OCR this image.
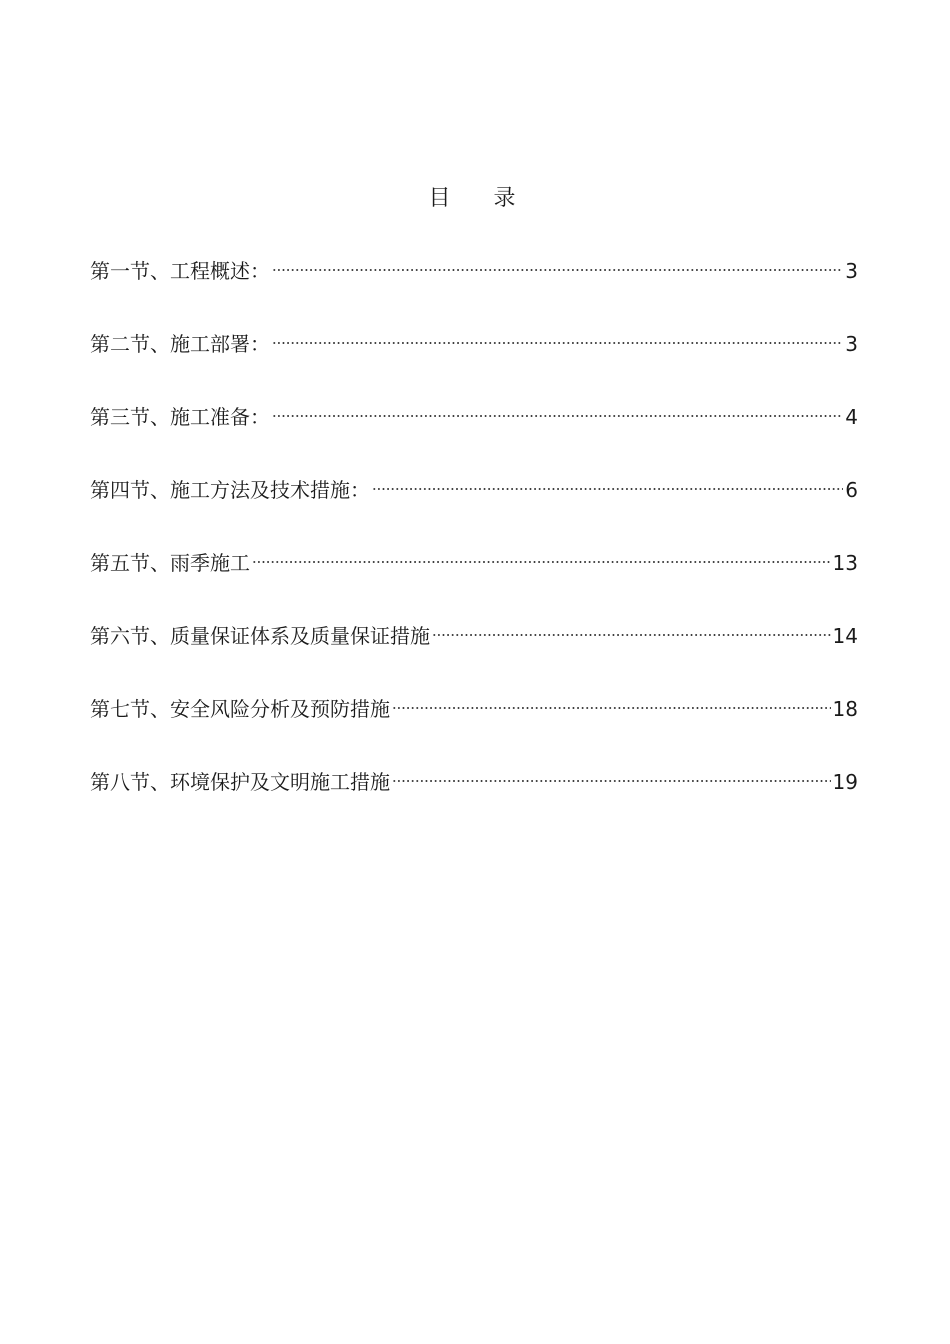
目 录
第一节、工程概述：	3
第二节、施工部署：	3
第三节、施工准备：	4
第四节、施工方法及技术措施：	6
第五节、雨季施工	13
第六节、质量保证体系及质量保证措施	14
第七节、安全风险分析及预防措施	18
第八节、环境保护及文明施工措施	19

- - -

Are you able to set down all the lines above exactly, without any pictures?

#### REPLY TO THE EXERCISE
OCR this image.
目 录
第一节、工程概述：	3
第二节、施工部署：	3
第三节、施工准备：	4
第四节、施工方法及技术措施：	6
第五节、雨季施工	13
第六节、质量保证体系及质量保证措施	14
第七节、安全风险分析及预防措施	18
第八节、环境保护及文明施工措施	19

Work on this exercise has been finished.